**Complete the following**
1. In the passage on tacrolimus pharmacokinetics, repeat verbatim the part running from "Conversely, in most" to "group is analysed.".
2. List every author-year citation that appears in parentheses in the passage on tacrolimus pharmacokinetics.
3. Carry the passage on tacrolimus pharmacokinetics forward from its final sentence.

Conversely, in most population PK studies, sex is excluded as a candidate factor which can affect the PK profile of tacrolimus (Diczfalusy et al. 2011; Miao et al. 2008; Tang et al. 2002). As the reason for these discrepancies in the existence of sex differences in the PK profile or clinical efficacy of tacrolimus, Ohtani et al. suggested that more than 600 cases are required to detect sex differences in the activity of CYP3A4, although 50 cases were sufficient to detect the effect of CYP3A5 variants (Ohtani et al. 2011). Therefore, we hypothesised that a small sample can be used to evaluate the influence of CYP3A4 only when a CYP3A5-deficient group is analysed.

**Exercise data**
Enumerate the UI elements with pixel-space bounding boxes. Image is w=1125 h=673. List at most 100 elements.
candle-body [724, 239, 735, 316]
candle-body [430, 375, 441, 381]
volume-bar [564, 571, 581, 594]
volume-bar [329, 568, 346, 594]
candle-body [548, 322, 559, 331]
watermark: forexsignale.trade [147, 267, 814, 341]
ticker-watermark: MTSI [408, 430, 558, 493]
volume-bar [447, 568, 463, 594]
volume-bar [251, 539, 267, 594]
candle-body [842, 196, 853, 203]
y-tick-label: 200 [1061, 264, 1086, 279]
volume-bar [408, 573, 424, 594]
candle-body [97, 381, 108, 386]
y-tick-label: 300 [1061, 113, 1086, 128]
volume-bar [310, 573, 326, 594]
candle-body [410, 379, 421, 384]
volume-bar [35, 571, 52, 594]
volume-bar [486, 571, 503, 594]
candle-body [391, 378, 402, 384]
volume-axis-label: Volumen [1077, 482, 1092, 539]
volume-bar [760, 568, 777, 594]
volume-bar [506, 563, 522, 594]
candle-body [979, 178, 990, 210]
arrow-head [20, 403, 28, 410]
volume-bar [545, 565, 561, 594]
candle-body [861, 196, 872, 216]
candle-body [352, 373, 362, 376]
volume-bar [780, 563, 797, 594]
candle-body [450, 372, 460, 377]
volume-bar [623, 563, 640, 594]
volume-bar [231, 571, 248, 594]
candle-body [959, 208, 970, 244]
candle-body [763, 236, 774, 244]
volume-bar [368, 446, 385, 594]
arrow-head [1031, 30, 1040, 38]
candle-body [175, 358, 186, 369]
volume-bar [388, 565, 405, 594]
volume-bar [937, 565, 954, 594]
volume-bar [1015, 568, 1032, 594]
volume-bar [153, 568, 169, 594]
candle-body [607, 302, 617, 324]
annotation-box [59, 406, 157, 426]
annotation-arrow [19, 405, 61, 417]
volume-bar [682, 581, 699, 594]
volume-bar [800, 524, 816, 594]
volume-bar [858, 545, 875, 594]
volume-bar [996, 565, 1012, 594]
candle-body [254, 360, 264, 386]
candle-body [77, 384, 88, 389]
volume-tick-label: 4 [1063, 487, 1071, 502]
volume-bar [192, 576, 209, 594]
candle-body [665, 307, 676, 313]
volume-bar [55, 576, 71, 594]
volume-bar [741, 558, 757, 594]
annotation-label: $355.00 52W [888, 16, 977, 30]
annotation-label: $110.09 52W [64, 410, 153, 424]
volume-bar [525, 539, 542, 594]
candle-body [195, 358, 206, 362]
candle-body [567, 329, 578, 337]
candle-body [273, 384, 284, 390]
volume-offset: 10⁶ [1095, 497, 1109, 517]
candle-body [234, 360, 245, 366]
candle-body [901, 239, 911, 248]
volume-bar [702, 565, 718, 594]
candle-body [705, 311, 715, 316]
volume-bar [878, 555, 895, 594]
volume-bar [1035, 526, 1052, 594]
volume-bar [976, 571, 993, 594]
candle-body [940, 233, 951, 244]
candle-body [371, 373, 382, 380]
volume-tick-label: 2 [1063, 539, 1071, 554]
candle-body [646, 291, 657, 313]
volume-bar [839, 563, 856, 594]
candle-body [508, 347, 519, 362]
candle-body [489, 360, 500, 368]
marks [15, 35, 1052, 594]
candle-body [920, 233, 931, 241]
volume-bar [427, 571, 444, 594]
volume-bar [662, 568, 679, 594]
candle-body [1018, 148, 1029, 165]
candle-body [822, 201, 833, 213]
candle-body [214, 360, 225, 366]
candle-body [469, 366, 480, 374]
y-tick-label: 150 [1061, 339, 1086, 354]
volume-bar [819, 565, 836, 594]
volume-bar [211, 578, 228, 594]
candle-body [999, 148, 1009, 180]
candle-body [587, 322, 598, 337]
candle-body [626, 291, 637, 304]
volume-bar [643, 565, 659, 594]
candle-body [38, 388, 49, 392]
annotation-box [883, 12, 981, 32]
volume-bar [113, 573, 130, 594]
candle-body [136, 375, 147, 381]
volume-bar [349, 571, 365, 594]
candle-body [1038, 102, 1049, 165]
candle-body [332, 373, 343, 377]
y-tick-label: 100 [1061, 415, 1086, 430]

**Answers to this exercise**
1.
Conversely, in most population PK studies, sex is excluded as a candidate factor which can affect the PK profile of tacrolimus (Diczfalusy et al. 2011; Miao et al. 2008; Tang et al. 2002). As the reason for these discrepancies in the existence of sex differences in the PK profile or clinical efficacy of tacrolimus, Ohtani et al. suggested that more than 600 cases are required to detect sex differences in the activity of CYP3A4, although 50 cases were sufficient to detect the effect of CYP3A5 variants (Ohtani et al. 2011). Therefore, we hypothesised that a small sample can be used to evaluate the influence of CYP3A4 only when a CYP3A5-deficient group is analysed.

2.
Diczfalusy et al. 2011
Miao et al. 2008
Tang et al. 2002
Ohtani et al. 2011

3.
In this study, sex differences were recognised in only the CYP3A5*3/*3 group, although no differences were observed when all groups were analysed. We considered that this was because tacrolimus is metabolised by CYP3A4, the activity of which differs by sex, but not CYP3A5 in the CYP3A5*3/*3 group. Sex differences in the hepatic expression of CYP3A4 have been reported in some in vitro and in vivo studies. In 2003, Wolbold et al. reported that CYP3A4 mRNA levels were twofold higher in the liver of women than that of men (Wolbold et al. 2003). Diczfalusy et al. also reported sex differences in the activity of human CYP3A by using 4beta-hydroxycholesterol (Diczfalusy et al. 2011). In addition, several reports described the possibility of sex differences in the PK profiles of CYP3A4 or CYP3A5 substrates (Chen et al. 2006; Harris et al. 1995). These reports support our data and opinion. Indeed, recent data have suggested that the female-predominant expression of CYP3A4 is due to the inherent, sex-dependent suboptimal activation of transcription networks responsible for the hormone-induced expression of the isoform in men (Choi et al. 2013; Thangavel et al. 2013). This report also supports our data and opinion.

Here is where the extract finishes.